Your goal
Retype every record below exactly as it appears.

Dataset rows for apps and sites
============

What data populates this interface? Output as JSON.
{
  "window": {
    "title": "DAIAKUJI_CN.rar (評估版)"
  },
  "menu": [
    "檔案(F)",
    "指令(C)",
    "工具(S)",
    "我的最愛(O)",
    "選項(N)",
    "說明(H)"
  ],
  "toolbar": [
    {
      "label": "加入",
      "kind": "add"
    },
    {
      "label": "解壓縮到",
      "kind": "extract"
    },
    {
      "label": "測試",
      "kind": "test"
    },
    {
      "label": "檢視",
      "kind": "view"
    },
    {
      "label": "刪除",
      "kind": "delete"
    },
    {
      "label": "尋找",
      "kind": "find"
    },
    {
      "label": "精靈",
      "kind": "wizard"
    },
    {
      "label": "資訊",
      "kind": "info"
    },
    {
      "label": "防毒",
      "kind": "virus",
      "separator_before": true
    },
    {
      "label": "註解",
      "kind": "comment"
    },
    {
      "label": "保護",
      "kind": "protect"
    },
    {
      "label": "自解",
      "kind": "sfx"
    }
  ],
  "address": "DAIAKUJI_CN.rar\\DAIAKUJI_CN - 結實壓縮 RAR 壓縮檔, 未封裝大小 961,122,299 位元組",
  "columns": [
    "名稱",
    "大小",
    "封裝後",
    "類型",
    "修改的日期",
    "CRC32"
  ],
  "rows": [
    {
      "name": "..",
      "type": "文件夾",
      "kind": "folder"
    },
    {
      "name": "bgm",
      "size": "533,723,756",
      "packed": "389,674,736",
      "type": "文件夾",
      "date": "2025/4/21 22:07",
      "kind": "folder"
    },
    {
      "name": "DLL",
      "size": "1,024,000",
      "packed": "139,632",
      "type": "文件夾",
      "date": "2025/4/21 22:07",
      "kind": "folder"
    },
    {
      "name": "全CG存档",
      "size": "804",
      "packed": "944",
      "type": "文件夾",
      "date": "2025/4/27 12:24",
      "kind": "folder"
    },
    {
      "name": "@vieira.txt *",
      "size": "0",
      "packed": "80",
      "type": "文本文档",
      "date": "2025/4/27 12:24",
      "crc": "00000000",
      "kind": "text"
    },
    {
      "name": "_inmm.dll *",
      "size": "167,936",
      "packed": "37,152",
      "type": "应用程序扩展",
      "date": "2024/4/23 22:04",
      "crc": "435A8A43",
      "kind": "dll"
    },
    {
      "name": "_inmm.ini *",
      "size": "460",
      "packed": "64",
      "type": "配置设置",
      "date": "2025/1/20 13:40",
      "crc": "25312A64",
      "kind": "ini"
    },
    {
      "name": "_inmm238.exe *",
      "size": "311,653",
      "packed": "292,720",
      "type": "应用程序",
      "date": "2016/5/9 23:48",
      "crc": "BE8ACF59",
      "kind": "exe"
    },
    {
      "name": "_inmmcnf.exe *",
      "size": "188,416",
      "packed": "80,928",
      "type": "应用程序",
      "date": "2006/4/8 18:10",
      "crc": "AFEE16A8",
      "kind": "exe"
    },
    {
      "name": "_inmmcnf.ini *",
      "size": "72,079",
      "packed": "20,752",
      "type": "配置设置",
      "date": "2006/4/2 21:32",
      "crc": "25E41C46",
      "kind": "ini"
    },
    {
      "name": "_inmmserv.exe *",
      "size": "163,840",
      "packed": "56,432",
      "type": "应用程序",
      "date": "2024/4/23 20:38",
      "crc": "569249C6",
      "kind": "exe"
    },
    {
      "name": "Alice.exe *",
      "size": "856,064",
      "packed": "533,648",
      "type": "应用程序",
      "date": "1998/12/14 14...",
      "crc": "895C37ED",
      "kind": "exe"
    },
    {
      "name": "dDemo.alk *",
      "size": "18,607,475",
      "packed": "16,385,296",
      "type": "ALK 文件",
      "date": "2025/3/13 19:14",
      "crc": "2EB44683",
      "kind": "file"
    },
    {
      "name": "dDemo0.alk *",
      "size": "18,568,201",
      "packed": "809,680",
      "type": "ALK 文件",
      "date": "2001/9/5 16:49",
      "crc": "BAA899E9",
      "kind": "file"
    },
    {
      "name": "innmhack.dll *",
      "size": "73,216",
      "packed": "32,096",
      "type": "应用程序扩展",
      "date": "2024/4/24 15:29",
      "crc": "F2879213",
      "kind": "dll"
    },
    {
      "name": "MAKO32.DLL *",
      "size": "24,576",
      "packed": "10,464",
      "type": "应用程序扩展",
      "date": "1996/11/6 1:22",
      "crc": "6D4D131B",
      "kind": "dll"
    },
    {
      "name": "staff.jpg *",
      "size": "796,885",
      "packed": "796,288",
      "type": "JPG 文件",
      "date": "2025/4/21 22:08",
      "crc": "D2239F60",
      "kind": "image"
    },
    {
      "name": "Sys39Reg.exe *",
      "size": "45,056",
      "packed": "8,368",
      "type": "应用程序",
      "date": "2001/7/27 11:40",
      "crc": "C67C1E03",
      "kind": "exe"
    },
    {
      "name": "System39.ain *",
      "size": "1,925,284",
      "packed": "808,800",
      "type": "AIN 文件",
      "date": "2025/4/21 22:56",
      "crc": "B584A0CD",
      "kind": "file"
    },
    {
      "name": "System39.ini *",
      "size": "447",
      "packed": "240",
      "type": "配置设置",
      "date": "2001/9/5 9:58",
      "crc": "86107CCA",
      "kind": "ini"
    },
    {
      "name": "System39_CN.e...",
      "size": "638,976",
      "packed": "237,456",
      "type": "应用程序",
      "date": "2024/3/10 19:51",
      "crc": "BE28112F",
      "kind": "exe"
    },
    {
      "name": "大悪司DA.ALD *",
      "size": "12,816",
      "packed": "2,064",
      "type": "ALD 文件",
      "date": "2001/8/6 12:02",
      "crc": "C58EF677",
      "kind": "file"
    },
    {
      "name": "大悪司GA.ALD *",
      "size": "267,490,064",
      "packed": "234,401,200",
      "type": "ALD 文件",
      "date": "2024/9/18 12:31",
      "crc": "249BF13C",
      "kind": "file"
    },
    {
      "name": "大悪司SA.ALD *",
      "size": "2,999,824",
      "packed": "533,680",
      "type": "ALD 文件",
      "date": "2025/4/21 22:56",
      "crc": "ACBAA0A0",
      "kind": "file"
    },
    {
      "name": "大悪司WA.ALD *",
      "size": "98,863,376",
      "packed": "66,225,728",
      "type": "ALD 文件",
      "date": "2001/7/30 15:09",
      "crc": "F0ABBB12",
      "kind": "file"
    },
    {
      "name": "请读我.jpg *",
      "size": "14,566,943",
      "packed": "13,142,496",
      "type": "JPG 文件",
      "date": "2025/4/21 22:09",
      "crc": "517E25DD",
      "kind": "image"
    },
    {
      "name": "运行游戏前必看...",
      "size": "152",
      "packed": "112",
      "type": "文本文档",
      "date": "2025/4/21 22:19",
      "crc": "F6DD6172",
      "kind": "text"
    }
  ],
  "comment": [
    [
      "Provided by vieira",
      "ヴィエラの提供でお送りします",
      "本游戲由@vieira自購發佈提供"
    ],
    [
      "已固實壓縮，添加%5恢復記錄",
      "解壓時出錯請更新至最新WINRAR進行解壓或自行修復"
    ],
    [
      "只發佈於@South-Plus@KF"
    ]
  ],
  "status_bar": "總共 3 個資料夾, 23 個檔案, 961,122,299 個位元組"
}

============

Your response
What data populates this interface? Output as JSON.
{
  "window": {
    "title": "DAIAKUJI_CN.rar (評估版)"
  },
  "menu": [
    "檔案(F)",
    "指令(C)",
    "工具(S)",
    "我的最愛(O)",
    "選項(N)",
    "說明(H)"
  ],
  "toolbar": [
    {
      "label": "加入",
      "kind": "add"
    },
    {
      "label": "解壓縮到",
      "kind": "extract"
    },
    {
      "label": "測試",
      "kind": "test"
    },
    {
      "label": "檢視",
      "kind": "view"
    },
    {
      "label": "刪除",
      "kind": "delete"
    },
    {
      "label": "尋找",
      "kind": "find"
    },
    {
      "label": "精靈",
      "kind": "wizard"
    },
    {
      "label": "資訊",
      "kind": "info"
    },
    {
      "label": "防毒",
      "kind": "virus",
      "separator_before": true
    },
    {
      "label": "註解",
      "kind": "comment"
    },
    {
      "label": "保護",
      "kind": "protect"
    },
    {
      "label": "自解",
      "kind": "sfx"
    }
  ],
  "address": "DAIAKUJI_CN.rar\\DAIAKUJI_CN - 結實壓縮 RAR 壓縮檔, 未封裝大小 961,122,299 位元組",
  "columns": [
    "名稱",
    "大小",
    "封裝後",
    "類型",
    "修改的日期",
    "CRC32"
  ],
  "rows": [
    {
      "name": "..",
      "type": "文件夾",
      "kind": "folder"
    },
    {
      "name": "bgm",
      "size": "533,723,756",
      "packed": "389,674,736",
      "type": "文件夾",
      "date": "2025/4/21 22:07",
      "kind": "folder"
    },
    {
      "name": "DLL",
      "size": "1,024,000",
      "packed": "139,632",
      "type": "文件夾",
      "date": "2025/4/21 22:07",
      "kind": "folder"
    },
    {
      "name": "全CG存档",
      "size": "804",
      "packed": "944",
      "type": "文件夾",
      "date": "2025/4/27 12:24",
      "kind": "folder"
    },
    {
      "name": "@vieira.txt *",
      "size": "0",
      "packed": "80",
      "type": "文本文档",
      "date": "2025/4/27 12:24",
      "crc": "00000000",
      "kind": "text"
    },
    {
      "name": "_inmm.dll *",
      "size": "167,936",
      "packed": "37,152",
      "type": "应用程序扩展",
      "date": "2024/4/23 22:04",
      "crc": "435A8A43",
      "kind": "dll"
    },
    {
      "name": "_inmm.ini *",
      "size": "460",
      "packed": "64",
      "type": "配置设置",
      "date": "2025/1/20 13:40",
      "crc": "25312A64",
      "kind": "ini"
    },
    {
      "name": "_inmm238.exe *",
      "size": "311,653",
      "packed": "292,720",
      "type": "应用程序",
      "date": "2016/5/9 23:48",
      "crc": "BE8ACF59",
      "kind": "exe"
    },
    {
      "name": "_inmmcnf.exe *",
      "size": "188,416",
      "packed": "80,928",
      "type": "应用程序",
      "date": "2006/4/8 18:10",
      "crc": "AFEE16A8",
      "kind": "exe"
    },
    {
      "name": "_inmmcnf.ini *",
      "size": "72,079",
      "packed": "20,752",
      "type": "配置设置",
      "date": "2006/4/2 21:32",
      "crc": "25E41C46",
      "kind": "ini"
    },
    {
      "name": "_inmmserv.exe *",
      "size": "163,840",
      "packed": "56,432",
      "type": "应用程序",
      "date": "2024/4/23 20:38",
      "crc": "569249C6",
      "kind": "exe"
    },
    {
      "name": "Alice.exe *",
      "size": "856,064",
      "packed": "533,648",
      "type": "应用程序",
      "date": "1998/12/14 14...",
      "crc": "895C37ED",
      "kind": "exe"
    },
    {
      "name": "dDemo.alk *",
      "size": "18,607,475",
      "packed": "16,385,296",
      "type": "ALK 文件",
      "date": "2025/3/13 19:14",
      "crc": "2EB44683",
      "kind": "file"
    },
    {
      "name": "dDemo0.alk *",
      "size": "18,568,201",
      "packed": "809,680",
      "type": "ALK 文件",
      "date": "2001/9/5 16:49",
      "crc": "BAA899E9",
      "kind": "file"
    },
    {
      "name": "innmhack.dll *",
      "size": "73,216",
      "packed": "32,096",
      "type": "应用程序扩展",
      "date": "2024/4/24 15:29",
      "crc": "F2879213",
      "kind": "dll"
    },
    {
      "name": "MAKO32.DLL *",
      "size": "24,576",
      "packed": "10,464",
      "type": "应用程序扩展",
      "date": "1996/11/6 1:22",
      "crc": "6D4D131B",
      "kind": "dll"
    },
    {
      "name": "staff.jpg *",
      "size": "796,885",
      "packed": "796,288",
      "type": "JPG 文件",
      "date": "2025/4/21 22:08",
      "crc": "D2239F60",
      "kind": "image"
    },
    {
      "name": "Sys39Reg.exe *",
      "size": "45,056",
      "packed": "8,368",
      "type": "应用程序",
      "date": "2001/7/27 11:40",
      "crc": "C67C1E03",
      "kind": "exe"
    },
    {
      "name": "System39.ain *",
      "size": "1,925,284",
      "packed": "808,800",
      "type": "AIN 文件",
      "date": "2025/4/21 22:56",
      "crc": "B584A0CD",
      "kind": "file"
    },
    {
      "name": "System39.ini *",
      "size": "447",
      "packed": "240",
      "type": "配置设置",
      "date": "2001/9/5 9:58",
      "crc": "86107CCA",
      "kind": "ini"
    },
    {
      "name": "System39_CN.e...",
      "size": "638,976",
      "packed": "237,456",
      "type": "应用程序",
      "date": "2024/3/10 19:51",
      "crc": "BE28112F",
      "kind": "exe"
    },
    {
      "name": "大悪司DA.ALD *",
      "size": "12,816",
      "packed": "2,064",
      "type": "ALD 文件",
      "date": "2001/8/6 12:02",
      "crc": "C58EF677",
      "kind": "file"
    },
    {
      "name": "大悪司GA.ALD *",
      "size": "267,490,064",
      "packed": "234,401,200",
      "type": "ALD 文件",
      "date": "2024/9/18 12:31",
      "crc": "249BF13C",
      "kind": "file"
    },
    {
      "name": "大悪司SA.ALD *",
      "size": "2,999,824",
      "packed": "533,680",
      "type": "ALD 文件",
      "date": "2025/4/21 22:56",
      "crc": "ACBAA0A0",
      "kind": "file"
    },
    {
      "name": "大悪司WA.ALD *",
      "size": "98,863,376",
      "packed": "66,225,728",
      "type": "ALD 文件",
      "date": "2001/7/30 15:09",
      "crc": "F0ABBB12",
      "kind": "file"
    },
    {
      "name": "请读我.jpg *",
      "size": "14,566,943",
      "packed": "13,142,496",
      "type": "JPG 文件",
      "date": "2025/4/21 22:09",
      "crc": "517E25DD",
      "kind": "image"
    },
    {
      "name": "运行游戏前必看...",
      "size": "152",
      "packed": "112",
      "type": "文本文档",
      "date": "2025/4/21 22:19",
      "crc": "F6DD6172",
      "kind": "text"
    }
  ],
  "comment": [
    [
      "Provided by vieira",
      "ヴィエラの提供でお送りします",
      "本游戲由@vieira自購發佈提供"
    ],
    [
      "已固實壓縮，添加%5恢復記錄",
      "解壓時出錯請更新至最新WINRAR進行解壓或自行修復"
    ],
    [
      "只發佈於@South-Plus@KF"
    ]
  ],
  "status_bar": "總共 3 個資料夾, 23 個檔案, 961,122,299 個位元組"
}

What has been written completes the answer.